## begin Material shown

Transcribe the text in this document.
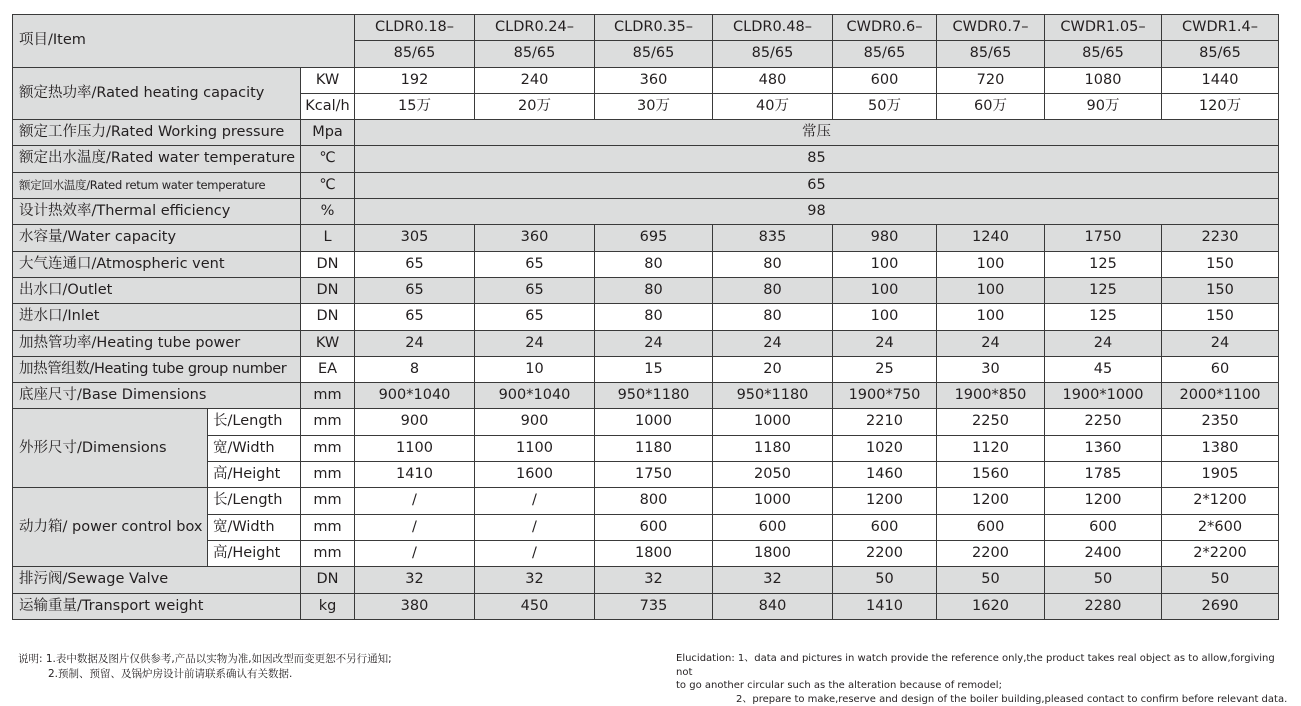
项目/Item			CLDR0.18–	CLDR0.24–	CLDR0.35–	CLDR0.48–	CWDR0.6–	CWDR0.7–	CWDR1.05–	CWDR1.4–
			85/65	85/65	85/65	85/65	85/65	85/65	85/65	85/65
额定热功率/Rated heating capacity		KW	192	240	360	480	600	720	1080	1440
		Kcal/h	15万	20万	30万	40万	50万	60万	90万	120万
额定工作压力/Rated Working pressure		Mpa	常压							
额定出水温度/Rated water temperature		℃	85							
额定回水温度/Rated retum water temperature		℃	65							
设计热效率/Thermal efficiency		%	98							
水容量/Water capacity		L	305	360	695	835	980	1240	1750	2230
大气连通口/Atmospheric vent		DN	65	65	80	80	100	100	125	150
出水口/Outlet		DN	65	65	80	80	100	100	125	150
进水口/Inlet		DN	65	65	80	80	100	100	125	150
加热管功率/Heating tube power		KW	24	24	24	24	24	24	24	24
加热管组数/Heating tube group number		EA	8	10	15	20	25	30	45	60
底座尺寸/Base Dimensions		mm	900*1040	900*1040	950*1180	950*1180	1900*750	1900*850	1900*1000	2000*1100
外形尺寸/Dimensions	长/Length	mm	900	900	1000	1000	2210	2250	2250	2350
	宽/Width	mm	1100	1100	1180	1180	1020	1120	1360	1380
	高/Height	mm	1410	1600	1750	2050	1460	1560	1785	1905
动力箱/ power control box	长/Length	mm	/	/	800	1000	1200	1200	1200	2*1200
	宽/Width	mm	/	/	600	600	600	600	600	2*600
	高/Height	mm	/	/	1800	1800	2200	2200	2400	2*2200
排污阀/Sewage Valve		DN	32	32	32	32	50	50	50	50
运输重量/Transport weight		kg	380	450	735	840	1410	1620	2280	2690
说明: 1.表中数据及图片仅供参考,产品以实物为准,如因改型而变更恕不另行通知;
2.预制、预留、及锅炉房设计前请联系确认有关数据.
Elucidation: 1、data and pictures in watch provide the reference only,the product takes real object as to allow,forgiving not
to go another circular such as the alteration because of remodel;
2、prepare to make,reserve and design of the boiler building,pleased contact to confirm before relevant data.
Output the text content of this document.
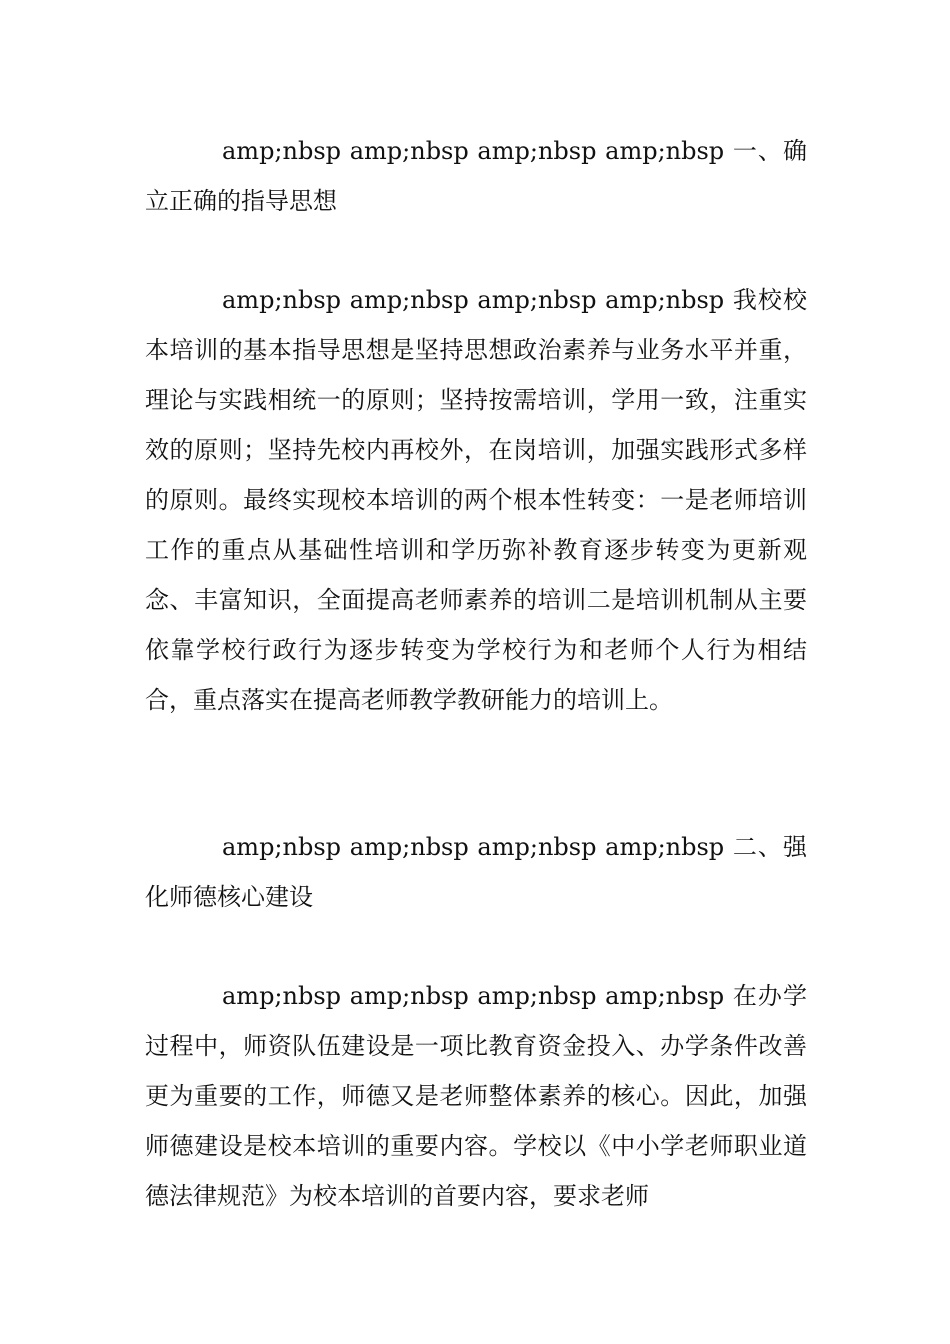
amp;nbsp amp;nbsp amp;nbsp amp;nbsp 一、确立正确的指导思想

amp;nbsp amp;nbsp amp;nbsp amp;nbsp 我校校本培训的基本指导思想是坚持思想政治素养与业务水平并重，理论与实践相统一的原则；坚持按需培训，学用一致，注重实效的原则；坚持先校内再校外，在岗培训，加强实践形式多样的原则。最终实现校本培训的两个根本性转变：一是老师培训工作的重点从基础性培训和学历弥补教育逐步转变为更新观念、丰富知识，全面提高老师素养的培训二是培训机制从主要依靠学校行政行为逐步转变为学校行为和老师个人行为相结合，重点落实在提高老师教学教研能力的培训上。

amp;nbsp amp;nbsp amp;nbsp amp;nbsp 二、强化师德核心建设

amp;nbsp amp;nbsp amp;nbsp amp;nbsp 在办学过程中，师资队伍建设是一项比教育资金投入、办学条件改善更为重要的工作，师德又是老师整体素养的核心。因此，加强师德建设是校本培训的重要内容。学校以《中小学老师职业道德法律规范》为校本培训的首要内容，要求老师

## end Material shown

■ **Task objective**
In the entries above, identify every line with the word "capacity". Copy those lines.

■ **Result of this exercise**
额定热功率/Rated heating capacity		KW	192	240	360	480	600	720	1080	1440
水容量/Water capacity		L	305	360	695	835	980	1240	1750	2230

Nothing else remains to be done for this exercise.